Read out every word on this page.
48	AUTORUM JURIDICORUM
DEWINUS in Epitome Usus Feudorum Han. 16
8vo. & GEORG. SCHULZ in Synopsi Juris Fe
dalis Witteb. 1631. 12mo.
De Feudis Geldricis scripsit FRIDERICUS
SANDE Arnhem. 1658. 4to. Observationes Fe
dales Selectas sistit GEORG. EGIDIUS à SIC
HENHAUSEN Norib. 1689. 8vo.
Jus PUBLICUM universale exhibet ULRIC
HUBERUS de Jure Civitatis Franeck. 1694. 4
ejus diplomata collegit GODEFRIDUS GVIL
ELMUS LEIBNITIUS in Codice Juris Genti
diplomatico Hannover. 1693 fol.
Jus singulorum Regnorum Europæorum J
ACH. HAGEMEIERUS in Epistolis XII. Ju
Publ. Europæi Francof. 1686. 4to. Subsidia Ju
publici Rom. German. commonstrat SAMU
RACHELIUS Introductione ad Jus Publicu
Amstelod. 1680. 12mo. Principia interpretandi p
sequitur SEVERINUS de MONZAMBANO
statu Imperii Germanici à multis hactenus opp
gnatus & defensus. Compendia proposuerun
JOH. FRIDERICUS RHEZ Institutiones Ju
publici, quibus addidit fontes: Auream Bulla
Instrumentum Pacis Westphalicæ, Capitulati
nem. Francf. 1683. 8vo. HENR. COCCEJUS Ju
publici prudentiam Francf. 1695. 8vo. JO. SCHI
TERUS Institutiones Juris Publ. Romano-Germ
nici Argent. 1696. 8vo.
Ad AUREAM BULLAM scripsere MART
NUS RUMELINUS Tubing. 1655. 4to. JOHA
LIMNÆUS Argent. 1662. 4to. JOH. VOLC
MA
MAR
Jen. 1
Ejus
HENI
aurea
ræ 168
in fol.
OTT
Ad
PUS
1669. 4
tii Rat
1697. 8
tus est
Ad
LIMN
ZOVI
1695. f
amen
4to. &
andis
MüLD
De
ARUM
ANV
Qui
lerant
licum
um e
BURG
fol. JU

**Exercise goal**: Extract the whole listing, character for character.

**Answer for this exercise**:
Read out every word on this page.
48	AUTORUM JURIDICORUM
DEWINUS in Epitome Usus Feudorum Han. 16
8vo. & GEORG. SCHULZ in Synopsi Juris Fe
dalis Witteb. 1631. 12mo.
De Feudis Geldricis scripsit FRIDERICUS
SANDE Arnhem. 1658. 4to. Observationes Fe
dales Selectas sistit GEORG. EGIDIUS à SIC
HENHAUSEN Norib. 1689. 8vo.
Jus PUBLICUM universale exhibet ULRIC
HUBERUS de Jure Civitatis Franeck. 1694. 4
ejus diplomata collegit GODEFRIDUS GVIL
ELMUS LEIBNITIUS in Codice Juris Genti
diplomatico Hannover. 1693 fol.
Jus singulorum Regnorum Europæorum J
ACH. HAGEMEIERUS in Epistolis XII. Ju
Publ. Europæi Francof. 1686. 4to. Subsidia Ju
publici Rom. German. commonstrat SAMU
RACHELIUS Introductione ad Jus Publicu
Amstelod. 1680. 12mo. Principia interpretandi p
sequitur SEVERINUS de MONZAMBANO
statu Imperii Germanici à multis hactenus opp
gnatus & defensus. Compendia proposuerun
JOH. FRIDERICUS RHEZ Institutiones Ju
publici, quibus addidit fontes: Auream Bulla
Instrumentum Pacis Westphalicæ, Capitulati
nem. Francf. 1683. 8vo. HENR. COCCEJUS Ju
publici prudentiam Francf. 1695. 8vo. JO. SCHI
TERUS Institutiones Juris Publ. Romano-Germ
nici Argent. 1696. 8vo.
Ad AUREAM BULLAM scripsere MART
NUS RUMELINUS Tubing. 1655. 4to. JOHA
LIMNÆUS Argent. 1662. 4to. JOH. VOLC
MA
MAR
Jen. 1
Ejus
HENI
aurea
ræ 168
in fol.
OTT
Ad
PUS
1669. 4
tii Rat
1697. 8
tus est
Ad
LIMN
ZOVI
1695. f
amen
4to. &
andis
MüLD
De
ARUM
ANV
Qui
lerant
licum
um e
BURG
fol. JU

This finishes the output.